What you will do
Search the data for the string "della" and gather each line it is in.

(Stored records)
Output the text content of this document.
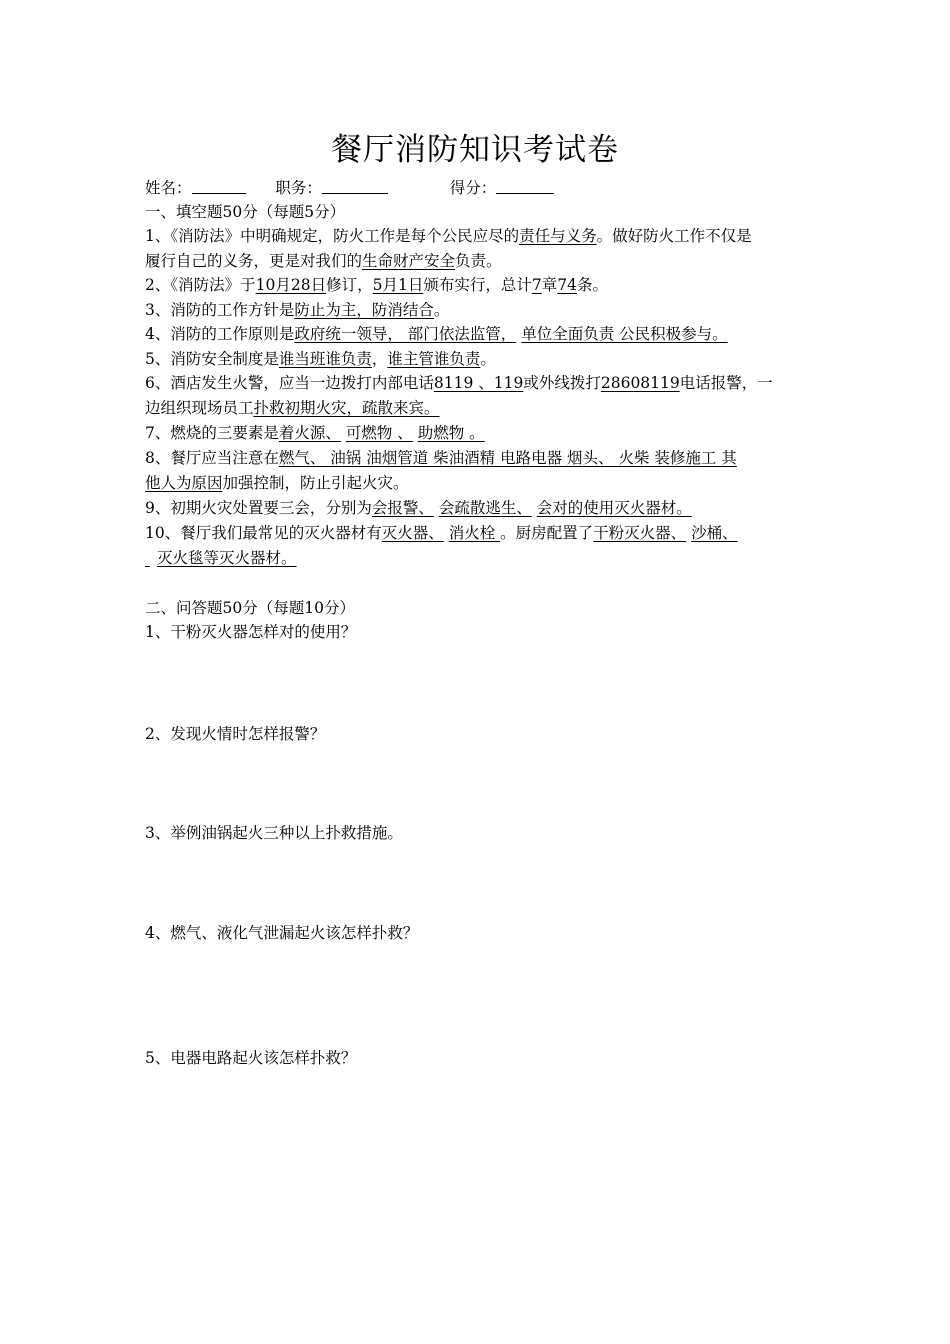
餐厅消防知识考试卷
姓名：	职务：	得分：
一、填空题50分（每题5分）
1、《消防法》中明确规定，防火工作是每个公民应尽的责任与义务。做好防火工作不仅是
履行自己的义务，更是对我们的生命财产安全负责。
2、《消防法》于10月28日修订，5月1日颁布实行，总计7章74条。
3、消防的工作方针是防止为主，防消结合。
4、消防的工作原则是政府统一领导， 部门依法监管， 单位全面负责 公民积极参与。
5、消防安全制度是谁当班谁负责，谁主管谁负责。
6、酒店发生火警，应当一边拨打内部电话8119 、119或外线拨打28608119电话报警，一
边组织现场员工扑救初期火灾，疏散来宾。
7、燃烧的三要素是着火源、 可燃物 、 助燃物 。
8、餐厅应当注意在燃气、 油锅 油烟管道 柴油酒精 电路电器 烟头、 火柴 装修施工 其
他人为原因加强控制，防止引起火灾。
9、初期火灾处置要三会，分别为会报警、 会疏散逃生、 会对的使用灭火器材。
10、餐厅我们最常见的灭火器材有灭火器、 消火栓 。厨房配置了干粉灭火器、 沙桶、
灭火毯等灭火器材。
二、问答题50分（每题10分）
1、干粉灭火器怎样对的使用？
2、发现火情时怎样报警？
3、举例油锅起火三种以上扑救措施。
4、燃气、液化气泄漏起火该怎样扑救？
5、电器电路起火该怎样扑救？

...

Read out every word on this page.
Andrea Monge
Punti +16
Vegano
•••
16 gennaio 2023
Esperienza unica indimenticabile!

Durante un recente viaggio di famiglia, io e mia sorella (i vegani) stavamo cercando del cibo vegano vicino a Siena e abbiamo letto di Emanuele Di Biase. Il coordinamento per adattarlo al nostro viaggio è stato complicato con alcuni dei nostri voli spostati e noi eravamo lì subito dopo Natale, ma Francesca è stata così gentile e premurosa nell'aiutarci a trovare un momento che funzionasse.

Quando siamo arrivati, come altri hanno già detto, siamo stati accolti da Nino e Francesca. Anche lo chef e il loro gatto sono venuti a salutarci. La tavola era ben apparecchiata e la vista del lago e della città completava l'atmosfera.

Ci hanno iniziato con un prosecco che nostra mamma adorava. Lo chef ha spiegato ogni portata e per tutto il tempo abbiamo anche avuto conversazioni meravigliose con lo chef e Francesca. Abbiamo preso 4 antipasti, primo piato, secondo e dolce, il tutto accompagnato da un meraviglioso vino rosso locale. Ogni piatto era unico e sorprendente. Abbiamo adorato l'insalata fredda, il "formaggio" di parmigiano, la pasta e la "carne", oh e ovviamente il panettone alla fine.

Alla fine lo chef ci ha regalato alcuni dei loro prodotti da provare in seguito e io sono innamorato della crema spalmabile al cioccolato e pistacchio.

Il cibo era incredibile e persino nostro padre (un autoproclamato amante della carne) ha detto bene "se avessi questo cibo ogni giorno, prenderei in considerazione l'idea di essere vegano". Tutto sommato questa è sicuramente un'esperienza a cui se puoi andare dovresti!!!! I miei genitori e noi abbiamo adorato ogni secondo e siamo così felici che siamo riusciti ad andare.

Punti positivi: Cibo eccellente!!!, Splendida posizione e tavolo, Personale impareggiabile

Result below
Quando siamo arrivati, come altri hanno già detto, siamo stati accolti da Nino e Francesca. Anche lo chef e il loro gatto sono venuti a salutarci. La tavola era ben apparecchiata e la vista del lago e della città completava l'atmosfera.
Alla fine lo chef ci ha regalato alcuni dei loro prodotti da provare in seguito e io sono innamorato della crema spalmabile al cioccolato e pistacchio.
Il cibo era incredibile e persino nostro padre (un autoproclamato amante della carne) ha detto bene "se avessi questo cibo ogni giorno, prenderei in considerazione l'idea di essere vegano". Tutto sommato questa è sicuramente un'esperienza a cui se puoi andare dovresti!!!! I miei genitori e noi abbiamo adorato ogni secondo e siamo così felici che siamo riusciti ad andare.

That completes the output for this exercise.